____ Dataset content

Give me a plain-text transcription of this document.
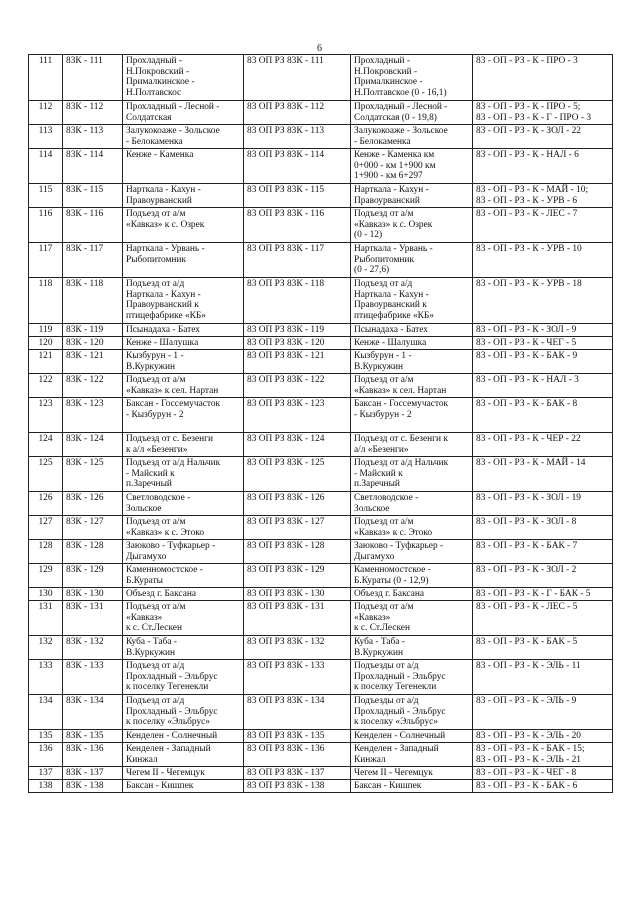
6
111	83К - 111	Прохладный -
Н.Покровский -
Прималкинское -
Н.Полтавскос	83 ОП РЗ 83К - 111	Прохладный -
Н.Покровский -
Прималкинское -
Н.Полтавское (0 - 16,1)	83 - ОП - РЗ - К - ПРО - 3

112	83К - 112	Прохладный - Лесной -
Солдатская	83 ОП РЗ 83К - 112	Прохладный - Лесной -
Солдатская (0 - 19,8)	83 - ОП - РЗ - К - ПРО - 5;
83 - ОП - РЗ - К - Г - ПРО - 3

113	83К - 113	Залукокоаже - Зольское
- Белокаменка	83 ОП РЗ 83К - 113	Залукокоаже - Зольское
- Белокаменка	83 - ОП - РЗ - К - ЗОЛ - 22

114	83К - 114	Кенже - Каменка	83 ОП РЗ 83К - 114	Кенже - Каменка км
0+000 - км 1+900 км
1+900 - км 6+297	83 - ОП - РЗ - К - НАЛ - 6

115	83К - 115	Нарткала - Кахун -
Правоурванский	83 ОП РЗ 83К - 115	Нарткала - Кахун -
Правоурванский	83 - ОП - РЗ - К - МАЙ - 10;
83 - ОП - РЗ - К - УРВ - 6

116	83К - 116	Подъезд от а/м
«Кавказ» к с. Озрек	83 ОП РЗ 83К - 116	Подъезд от а/м
«Кавказ» к с. Озрек
(0 - 12)	83 - ОП - РЗ - К - ЛЕС - 7

117	83К - 117	Нарткала - Урвань -
Рыбопитомник	83 ОП РЗ 83К - 117	Нарткала - Урвань -
Рыбопитомник
(0 - 27,6)	83 - ОП - РЗ - К - УРВ - 10

118	83К - 118	Подъезд от а/д
Нарткала - Кахун -
Правоурванский к
птицефабрике «КБ»	83 ОП РЗ 83К - 118	Подъезд от а/д
Нарткала - Кахун -
Правоурванский к
птицефабрике «КБ»	83 - ОП - РЗ - К - УРВ - 18

119	83К - 119	Псынадаха - Батех	83 ОП РЗ 83К - 119	Псынадаха - Батех	83 - ОП - РЗ - К - ЗОЛ - 9

120	83К - 120	Кенже - Шалушка	83 ОП РЗ 83К - 120	Кенже - Шалушка	83 - ОП - РЗ - К - ЧЕГ - 5

121	83К - 121	Кызбурун - 1 -
В.Куркужин	83 ОП РЗ 83К - 121	Кызбурун - 1 -
В.Куркужин	83 - ОП - РЗ - К - БАК - 9

122	83К - 122	Подъезд от а/м
«Кавказ» к сел. Нартан	83 ОП РЗ 83К - 122	Подъезд от а/м
«Кавказ» к сел. Нартан	83 - ОП - РЗ - К - НАЛ - 3

123	83К - 123	Баксан - Госсемучасток
- Кызбурун - 2	83 ОП РЗ 83К - 123	Баксан - Госсемучасток
- Кызбурун - 2	83 - ОП - РЗ - К - БАК - 8

124	83К - 124	Подъезд от с. Безенги
к а/л «Безенги»	83 ОП РЗ 83К - 124	Подъезд от с. Безенги к
а/л «Безенги»	83 - ОП - РЗ - К - ЧЕР - 22

125	83К - 125	Подъезд от а/д Нальчик
- Майский к
п.Заречный	83 ОП РЗ 83К - 125	Подъезд от а/д Нальчик
- Майский к
п.Заречный	83 - ОП - РЗ - К - МАЙ - 14

126	83К - 126	Светловодское -
Зольское	83 ОП РЗ 83К - 126	Светловодское -
Зольское	83 - ОП - РЗ - К - ЗОЛ - 19

127	83К - 127	Подъезд от а/м
«Кавказ» к с. Этоко	83 ОП РЗ 83К - 127	Подъезд от а/м
«Кавказ» к с. Этоко	83 - ОП - РЗ - К - ЗОЛ - 8

128	83К - 128	Заюково - Туфкарьер -
Дыгамухо	83 ОП РЗ 83К - 128	Заюково - Туфкарьер -
Дыгамухо	83 - ОП - РЗ - К - БАК - 7

129	83К - 129	Каменномостское -
Б.Кураты	83 ОП РЗ 83К - 129	Каменномостское -
Б.Кураты (0 - 12,9)	83 - ОП - РЗ - К - ЗОЛ - 2

130	83К - 130	Объезд г. Баксана	83 ОП РЗ 83К - 130	Объезд г. Баксана	83 - ОП - РЗ - К - Г - БАК - 5

131	83К - 131	Подъезд от а/м
«Кавказ»
к с. Ст.Лескен	83 ОП РЗ 83К - 131	Подъезд от а/м
«Кавказ»
к с. Ст.Лескен	83 - ОП - РЗ - К - ЛЕС - 5

132	83К - 132	Куба - Таба -
В.Куркужин	83 ОП РЗ 83К - 132	Куба - Таба -
В.Куркужин	83 - ОП - РЗ - К - БАК - 5

133	83К - 133	Подъезд от а/д
Прохладный - Эльбрус
к поселку Тегенекли	83 ОП РЗ 83К - 133	Подъезды от а/д
Прохладный - Эльбрус
к поселку Тегенекли	83 - ОП - РЗ - К - ЭЛЬ - 11

134	83К - 134	Подъезд от а/д
Прохладный - Эльбрус
к поселку «Эльбрус»	83 ОП РЗ 83К - 134	Подъезды от а/д
Прохладный - Эльбрус
к поселку «Эльбрус»	83 - ОП - РЗ - К - ЭЛЬ - 9

135	83К - 135	Кенделен - Солнечный	83 ОП РЗ 83К - 135	Кенделен - Солнечный	83 - ОП - РЗ - К - ЭЛЬ - 20

136	83К - 136	Кенделен - Западный
Кинжал	83 ОП РЗ 83К - 136	Кенделен - Западный
Кинжал	83 - ОП - РЗ - К - БАК - 15;
83 - ОП - РЗ - К - ЭЛЬ - 21

137	83К - 137	Чегем II - Чегемцук	83 ОП РЗ 83К - 137	Чегем II - Чегемцук	83 - ОП - РЗ - К - ЧЕГ - 8

138	83К - 138	Баксан - Кишпек	83 ОП РЗ 83К - 138	Баксан - Кишпек	83 - ОП - РЗ - К - БАК - 6
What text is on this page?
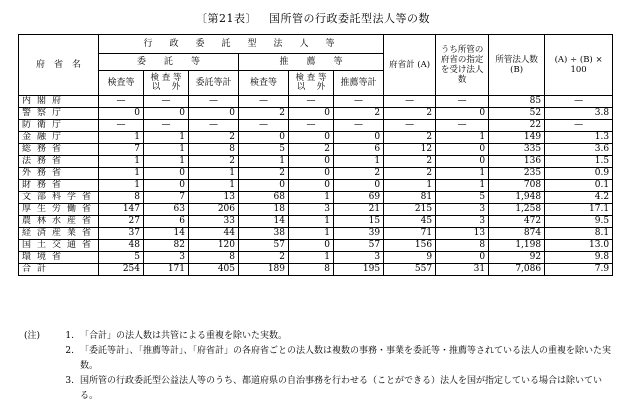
〔第21表〕 国所管の行政委託型法人等の数
府　省　名	行　政　委　託　型　法　人　等						府省計 (A)	うち所管の府省の指定を受け法人数	所管法人数 (B)	(A) ÷ (B) × 100
	委　　託　　等			推　　薦　　等						
	検査等	検 査 等 以　 外	委託等計	検査等	検 査 等 以　 外	推薦等計				
内閣府	—	—	—	—	—	—	—	—	85	—
警察庁	0	0	0	2	0	2	2	0	52	3.8
防衛庁	—	—	—	—	—	—	—	—	22	—
金融庁	1	1	2	0	0	0	2	1	149	1.3
総務省	7	1	8	5	2	6	12	0	335	3.6
法務省	1	1	2	1	0	1	2	0	136	1.5
外務省	1	0	1	2	0	2	2	1	235	0.9
財務省	1	0	1	0	0	0	1	1	708	0.1
文部科学省	8	7	13	68	1	69	81	5	1,948	4.2
厚生労働省	147	63	206	18	3	21	215	3	1,258	17.1
農林水産省	27	6	33	14	1	15	45	3	472	9.5
経済産業省	37	14	44	38	1	39	71	13	874	8.1
国土交通省	48	82	120	57	0	57	156	8	1,198	13.0
環境省	5	3	8	2	1	3	9	0	92	9.8
合計	254	171	405	189	8	195	557	31	7,086	7.9
(注)	1. 「合計」の法人数は共管による重複を除いた実数。
2. 「委託等計」、「推薦等計」、「府省計」の各府省ごとの法人数は複数の事務・事業を委託等・推薦等されている法人の重複を除いた実数。
3. 国所管の行政委託型公益法人等のうち、都道府県の自治事務を行わせる（ことができる）法人を国が指定している場合は除いている。
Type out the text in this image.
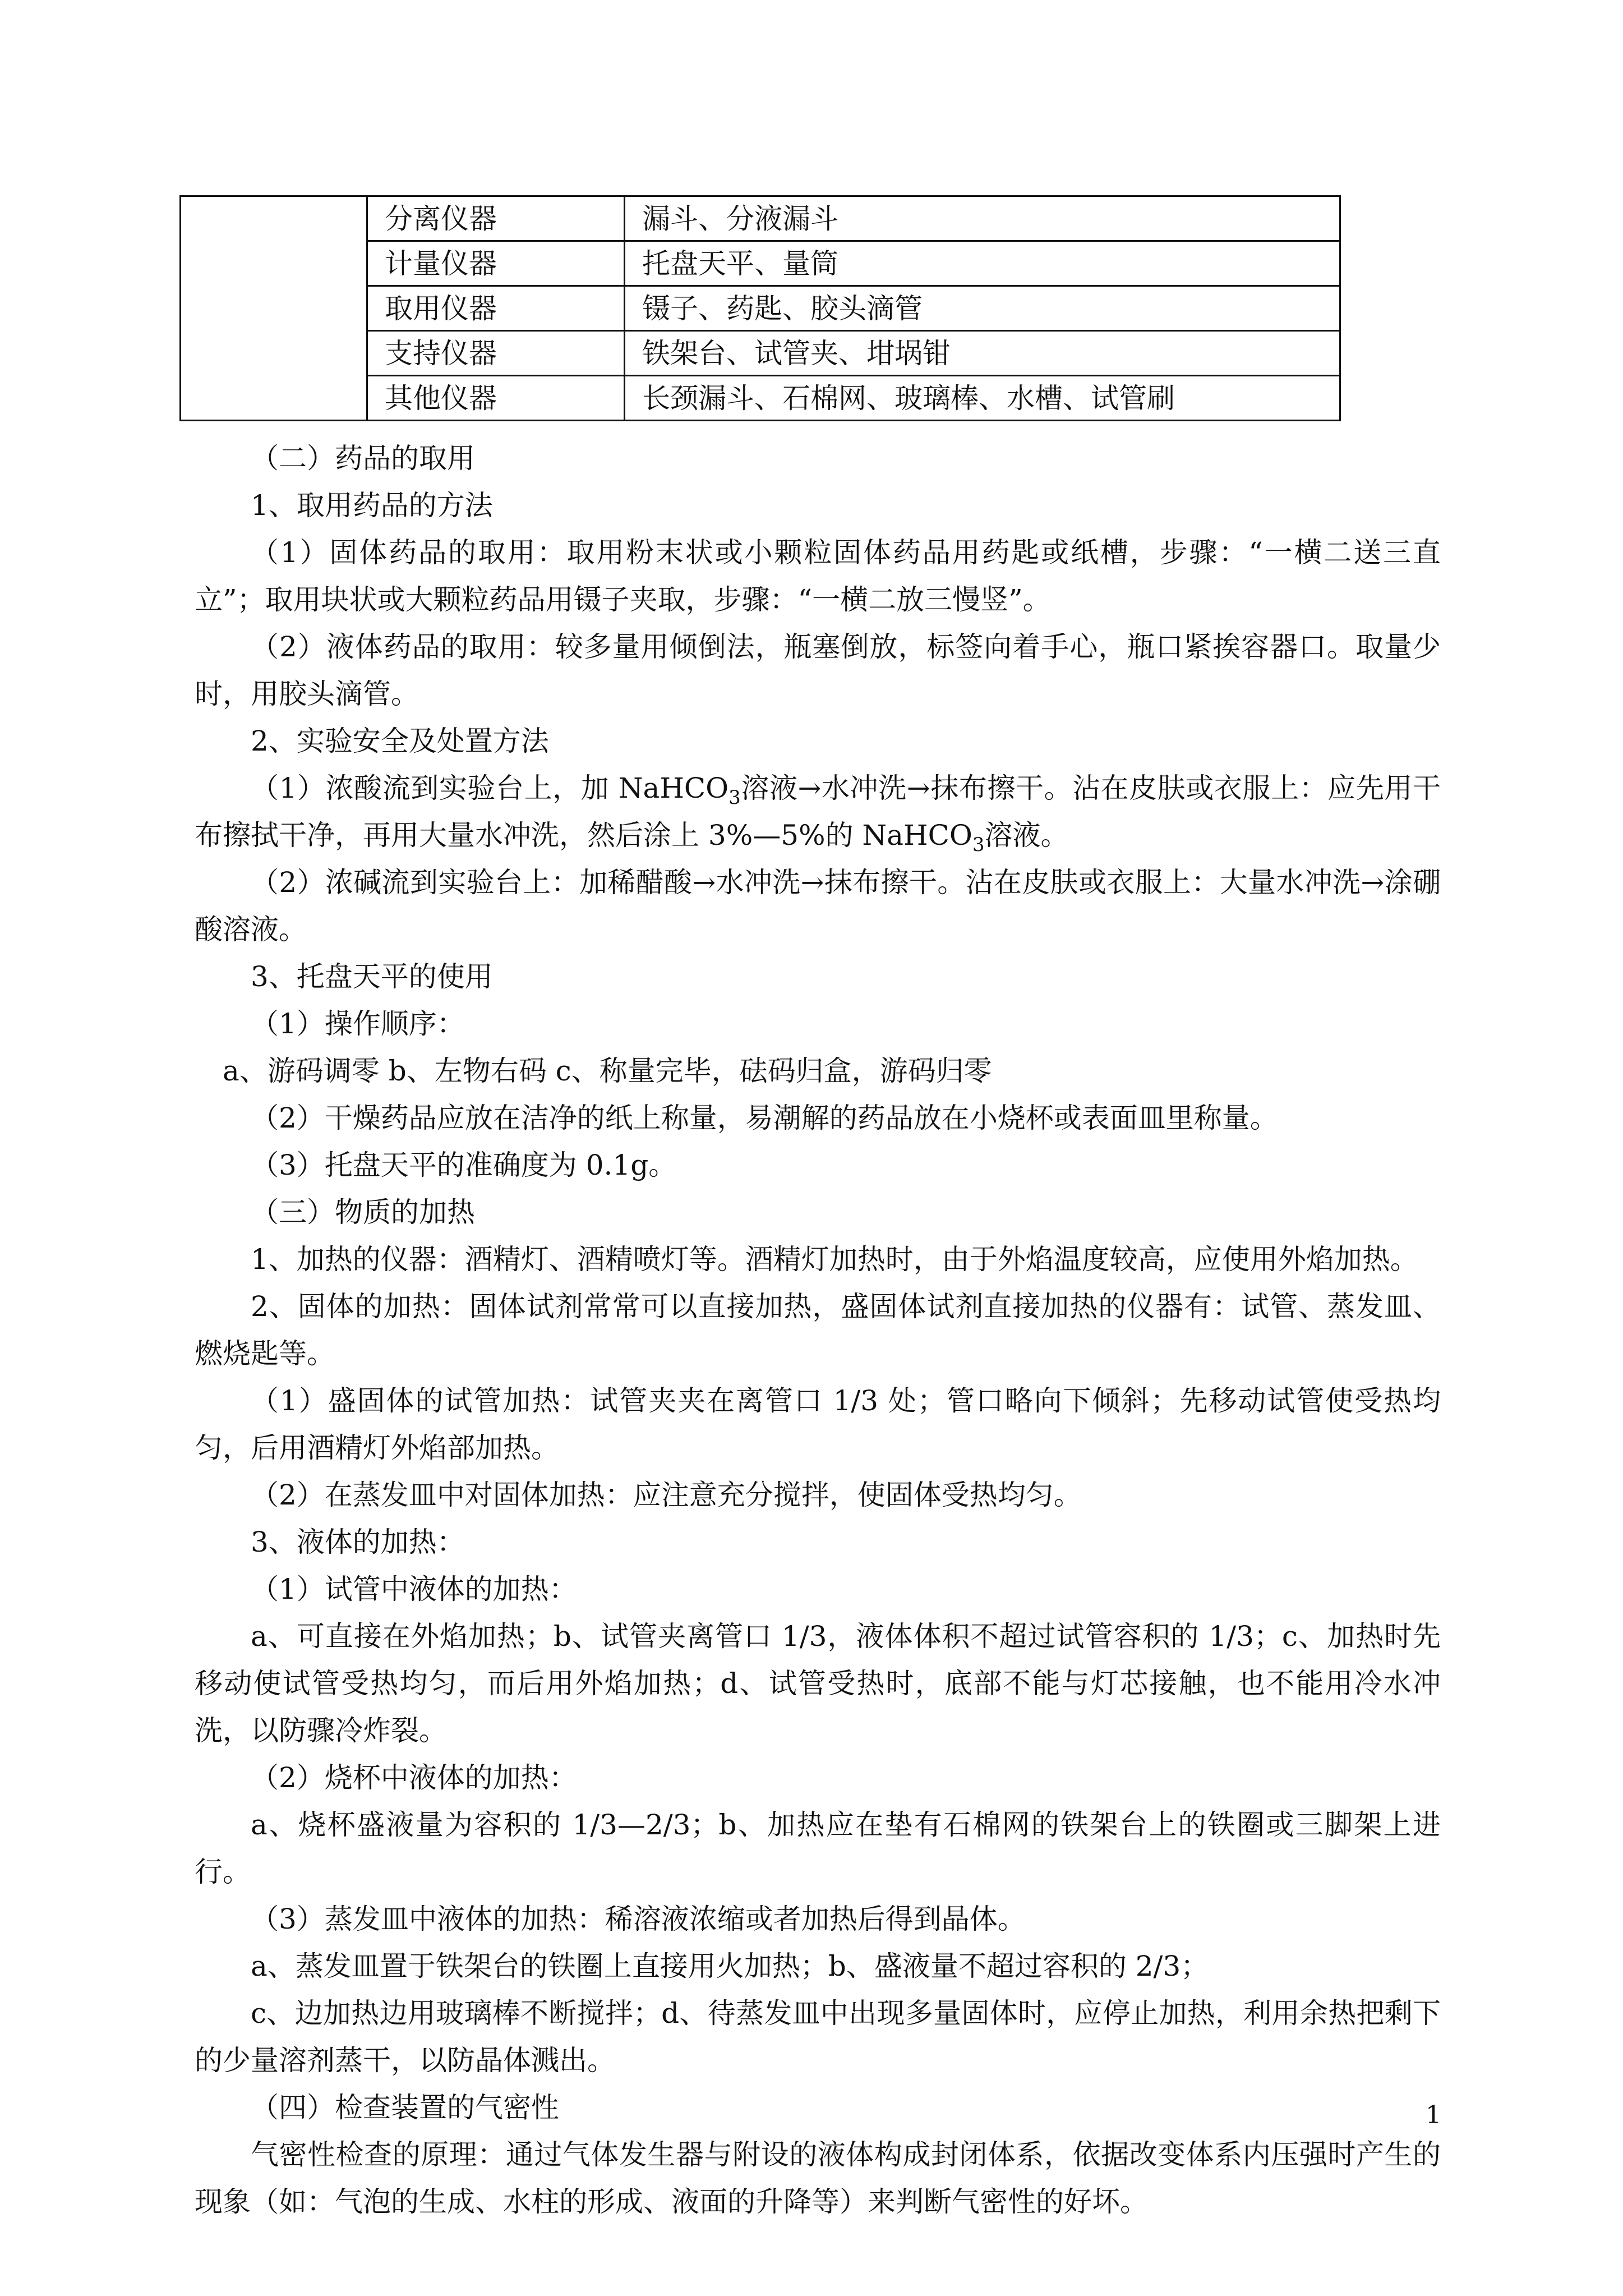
	分离仪器	漏斗、分液漏斗
	计量仪器	托盘天平、量筒
	取用仪器	镊子、药匙、胶头滴管
	支持仪器	铁架台、试管夹、坩埚钳
	其他仪器	长颈漏斗、石棉网、玻璃棒、水槽、试管刷

（二）药品的取用

1、取用药品的方法

（1）固体药品的取用：取用粉末状或小颗粒固体药品用药匙或纸槽，步骤：“一横二送三直立”；取用块状或大颗粒药品用镊子夹取，步骤：“一横二放三慢竖”。

（2）液体药品的取用：较多量用倾倒法，瓶塞倒放，标签向着手心，瓶口紧挨容器口。取量少时，用胶头滴管。

2、实验安全及处置方法

（1）浓酸流到实验台上，加 NaHCO$_3$溶液→水冲洗→抹布擦干。沾在皮肤或衣服上：应先用干布擦拭干净，再用大量水冲洗，然后涂上 3%—5%的 NaHCO$_3$溶液。

（2）浓碱流到实验台上：加稀醋酸→水冲洗→抹布擦干。沾在皮肤或衣服上：大量水冲洗→涂硼酸溶液。

3、托盘天平的使用

（1）操作顺序：

a、游码调零 b、左物右码 c、称量完毕，砝码归盒，游码归零

（2）干燥药品应放在洁净的纸上称量，易潮解的药品放在小烧杯或表面皿里称量。

（3）托盘天平的准确度为 0.1g。

（三）物质的加热

1、加热的仪器：酒精灯、酒精喷灯等。酒精灯加热时，由于外焰温度较高，应使用外焰加热。

2、固体的加热：固体试剂常常可以直接加热，盛固体试剂直接加热的仪器有：试管、蒸发皿、燃烧匙等。

（1）盛固体的试管加热：试管夹夹在离管口 1/3 处；管口略向下倾斜；先移动试管使受热均匀，后用酒精灯外焰部加热。

（2）在蒸发皿中对固体加热：应注意充分搅拌，使固体受热均匀。

3、液体的加热：

（1）试管中液体的加热：

a、可直接在外焰加热；b、试管夹离管口 1/3，液体体积不超过试管容积的 1/3；c、加热时先移动使试管受热均匀，而后用外焰加热；d、试管受热时，底部不能与灯芯接触，也不能用冷水冲洗，以防骤冷炸裂。

（2）烧杯中液体的加热：

a、烧杯盛液量为容积的 1/3—2/3；b、加热应在垫有石棉网的铁架台上的铁圈或三脚架上进行。

（3）蒸发皿中液体的加热：稀溶液浓缩或者加热后得到晶体。

a、蒸发皿置于铁架台的铁圈上直接用火加热；b、盛液量不超过容积的 2/3；

c、边加热边用玻璃棒不断搅拌；d、待蒸发皿中出现多量固体时，应停止加热，利用余热把剩下的少量溶剂蒸干，以防晶体溅出。

（四）检查装置的气密性

气密性检查的原理：通过气体发生器与附设的液体构成封闭体系，依据改变体系内压强时产生的现象（如：气泡的生成、水柱的形成、液面的升降等）来判断气密性的好坏。

1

________

*Set task*
Write out, exactly, each line from the one containing "Type out the text in this image." down to the final line of the data above. Both of those lines count, and the pictures are left out.

*Written response*
Type out the text in this image.
	分离仪器	漏斗、分液漏斗
	计量仪器	托盘天平、量筒
	取用仪器	镊子、药匙、胶头滴管
	支持仪器	铁架台、试管夹、坩埚钳
	其他仪器	长颈漏斗、石棉网、玻璃棒、水槽、试管刷

（二）药品的取用

1、取用药品的方法

（1）固体药品的取用：取用粉末状或小颗粒固体药品用药匙或纸槽，步骤：“一横二送三直立”；取用块状或大颗粒药品用镊子夹取，步骤：“一横二放三慢竖”。

（2）液体药品的取用：较多量用倾倒法，瓶塞倒放，标签向着手心，瓶口紧挨容器口。取量少时，用胶头滴管。

2、实验安全及处置方法

（1）浓酸流到实验台上，加 NaHCO$_3$溶液→水冲洗→抹布擦干。沾在皮肤或衣服上：应先用干布擦拭干净，再用大量水冲洗，然后涂上 3%—5%的 NaHCO$_3$溶液。

（2）浓碱流到实验台上：加稀醋酸→水冲洗→抹布擦干。沾在皮肤或衣服上：大量水冲洗→涂硼酸溶液。

3、托盘天平的使用

（1）操作顺序：

a、游码调零 b、左物右码 c、称量完毕，砝码归盒，游码归零

（2）干燥药品应放在洁净的纸上称量，易潮解的药品放在小烧杯或表面皿里称量。

（3）托盘天平的准确度为 0.1g。

（三）物质的加热

1、加热的仪器：酒精灯、酒精喷灯等。酒精灯加热时，由于外焰温度较高，应使用外焰加热。

2、固体的加热：固体试剂常常可以直接加热，盛固体试剂直接加热的仪器有：试管、蒸发皿、燃烧匙等。

（1）盛固体的试管加热：试管夹夹在离管口 1/3 处；管口略向下倾斜；先移动试管使受热均匀，后用酒精灯外焰部加热。

（2）在蒸发皿中对固体加热：应注意充分搅拌，使固体受热均匀。

3、液体的加热：

（1）试管中液体的加热：

a、可直接在外焰加热；b、试管夹离管口 1/3，液体体积不超过试管容积的 1/3；c、加热时先移动使试管受热均匀，而后用外焰加热；d、试管受热时，底部不能与灯芯接触，也不能用冷水冲洗，以防骤冷炸裂。

（2）烧杯中液体的加热：

a、烧杯盛液量为容积的 1/3—2/3；b、加热应在垫有石棉网的铁架台上的铁圈或三脚架上进行。

（3）蒸发皿中液体的加热：稀溶液浓缩或者加热后得到晶体。

a、蒸发皿置于铁架台的铁圈上直接用火加热；b、盛液量不超过容积的 2/3；

c、边加热边用玻璃棒不断搅拌；d、待蒸发皿中出现多量固体时，应停止加热，利用余热把剩下的少量溶剂蒸干，以防晶体溅出。

（四）检查装置的气密性

气密性检查的原理：通过气体发生器与附设的液体构成封闭体系，依据改变体系内压强时产生的现象（如：气泡的生成、水柱的形成、液面的升降等）来判断气密性的好坏。

1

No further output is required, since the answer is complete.